Information supplied:

↓↓↓

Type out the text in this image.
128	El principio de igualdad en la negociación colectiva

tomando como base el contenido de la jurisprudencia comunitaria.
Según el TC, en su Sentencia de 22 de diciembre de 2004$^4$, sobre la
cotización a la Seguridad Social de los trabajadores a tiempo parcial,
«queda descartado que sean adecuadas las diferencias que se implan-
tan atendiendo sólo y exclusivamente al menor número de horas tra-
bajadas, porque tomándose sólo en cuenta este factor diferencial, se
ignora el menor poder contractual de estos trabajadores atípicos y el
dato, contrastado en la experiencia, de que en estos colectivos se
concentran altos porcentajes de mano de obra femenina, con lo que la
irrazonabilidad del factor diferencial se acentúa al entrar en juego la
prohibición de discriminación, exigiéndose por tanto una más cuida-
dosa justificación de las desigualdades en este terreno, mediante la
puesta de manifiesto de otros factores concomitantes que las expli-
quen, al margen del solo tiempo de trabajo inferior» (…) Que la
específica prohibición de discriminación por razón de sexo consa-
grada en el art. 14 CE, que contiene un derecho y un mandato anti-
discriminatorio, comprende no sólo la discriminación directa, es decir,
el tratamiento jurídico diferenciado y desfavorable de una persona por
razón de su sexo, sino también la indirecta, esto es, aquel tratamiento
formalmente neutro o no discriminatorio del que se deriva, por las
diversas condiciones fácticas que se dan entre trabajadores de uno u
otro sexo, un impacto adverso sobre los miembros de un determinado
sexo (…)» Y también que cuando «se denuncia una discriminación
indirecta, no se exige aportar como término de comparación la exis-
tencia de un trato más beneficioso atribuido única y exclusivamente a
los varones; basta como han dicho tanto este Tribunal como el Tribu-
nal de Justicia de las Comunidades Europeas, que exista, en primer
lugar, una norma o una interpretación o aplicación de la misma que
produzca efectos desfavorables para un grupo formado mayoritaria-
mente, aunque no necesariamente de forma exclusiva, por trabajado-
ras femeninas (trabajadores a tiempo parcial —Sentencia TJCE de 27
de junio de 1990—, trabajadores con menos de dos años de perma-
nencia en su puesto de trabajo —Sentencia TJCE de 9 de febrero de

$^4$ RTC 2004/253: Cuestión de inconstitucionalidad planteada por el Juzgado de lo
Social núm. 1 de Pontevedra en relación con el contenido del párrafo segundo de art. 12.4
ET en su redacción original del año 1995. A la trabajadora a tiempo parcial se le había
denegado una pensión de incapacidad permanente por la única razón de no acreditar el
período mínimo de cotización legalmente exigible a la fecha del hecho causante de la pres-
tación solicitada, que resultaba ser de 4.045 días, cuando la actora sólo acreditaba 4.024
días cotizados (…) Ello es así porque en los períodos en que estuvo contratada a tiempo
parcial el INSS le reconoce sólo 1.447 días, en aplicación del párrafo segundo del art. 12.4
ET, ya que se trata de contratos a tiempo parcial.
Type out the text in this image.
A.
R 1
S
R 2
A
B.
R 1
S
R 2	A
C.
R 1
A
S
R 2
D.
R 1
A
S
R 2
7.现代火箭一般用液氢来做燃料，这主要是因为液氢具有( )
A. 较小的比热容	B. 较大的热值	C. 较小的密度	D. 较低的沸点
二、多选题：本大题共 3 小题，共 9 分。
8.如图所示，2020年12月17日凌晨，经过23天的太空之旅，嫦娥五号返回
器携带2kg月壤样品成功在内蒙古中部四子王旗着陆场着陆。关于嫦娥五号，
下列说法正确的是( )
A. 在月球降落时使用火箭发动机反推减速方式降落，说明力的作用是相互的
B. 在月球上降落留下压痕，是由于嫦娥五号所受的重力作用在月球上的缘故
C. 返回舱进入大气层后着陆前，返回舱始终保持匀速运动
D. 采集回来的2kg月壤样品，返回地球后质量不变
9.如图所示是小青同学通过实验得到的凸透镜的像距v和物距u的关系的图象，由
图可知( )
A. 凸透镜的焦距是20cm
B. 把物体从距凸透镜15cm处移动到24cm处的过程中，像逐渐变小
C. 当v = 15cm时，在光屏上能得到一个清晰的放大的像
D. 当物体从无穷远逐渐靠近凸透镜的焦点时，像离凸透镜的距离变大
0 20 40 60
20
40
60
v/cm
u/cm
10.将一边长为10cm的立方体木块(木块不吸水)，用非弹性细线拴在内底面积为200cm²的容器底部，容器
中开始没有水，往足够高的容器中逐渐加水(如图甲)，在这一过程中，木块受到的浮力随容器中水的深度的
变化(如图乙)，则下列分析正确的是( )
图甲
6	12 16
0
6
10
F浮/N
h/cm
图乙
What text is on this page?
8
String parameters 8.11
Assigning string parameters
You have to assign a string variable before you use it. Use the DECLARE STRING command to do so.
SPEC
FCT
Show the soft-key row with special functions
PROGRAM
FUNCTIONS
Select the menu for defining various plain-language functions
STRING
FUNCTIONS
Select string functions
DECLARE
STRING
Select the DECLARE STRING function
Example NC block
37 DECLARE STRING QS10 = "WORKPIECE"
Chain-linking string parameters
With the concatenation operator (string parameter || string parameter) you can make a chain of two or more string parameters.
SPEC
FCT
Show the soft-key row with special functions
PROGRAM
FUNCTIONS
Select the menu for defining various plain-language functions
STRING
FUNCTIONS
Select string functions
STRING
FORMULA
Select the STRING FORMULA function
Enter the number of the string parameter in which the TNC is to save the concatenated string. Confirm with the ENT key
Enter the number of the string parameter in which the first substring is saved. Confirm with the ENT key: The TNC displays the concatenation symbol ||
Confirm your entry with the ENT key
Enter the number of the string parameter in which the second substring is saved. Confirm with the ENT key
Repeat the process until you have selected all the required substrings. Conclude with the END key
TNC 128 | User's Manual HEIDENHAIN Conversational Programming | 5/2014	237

↑↑↑

Set exercise: Each line from the one containing "What text is on this page?" to the end of the records should be echoed exactly, and no other line.

The answer:
What text is on this page?
8
String parameters 8.11
Assigning string parameters
You have to assign a string variable before you use it. Use the DECLARE STRING command to do so.
SPEC
FCT
Show the soft-key row with special functions
PROGRAM
FUNCTIONS
Select the menu for defining various plain-language functions
STRING
FUNCTIONS
Select string functions
DECLARE
STRING
Select the DECLARE STRING function
Example NC block
37 DECLARE STRING QS10 = "WORKPIECE"
Chain-linking string parameters
With the concatenation operator (string parameter || string parameter) you can make a chain of two or more string parameters.
SPEC
FCT
Show the soft-key row with special functions
PROGRAM
FUNCTIONS
Select the menu for defining various plain-language functions
STRING
FUNCTIONS
Select string functions
STRING
FORMULA
Select the STRING FORMULA function
Enter the number of the string parameter in which the TNC is to save the concatenated string. Confirm with the ENT key
Enter the number of the string parameter in which the first substring is saved. Confirm with the ENT key: The TNC displays the concatenation symbol ||
Confirm your entry with the ENT key
Enter the number of the string parameter in which the second substring is saved. Confirm with the ENT key
Repeat the process until you have selected all the required substrings. Conclude with the END key
TNC 128 | User's Manual HEIDENHAIN Conversational Programming | 5/2014	237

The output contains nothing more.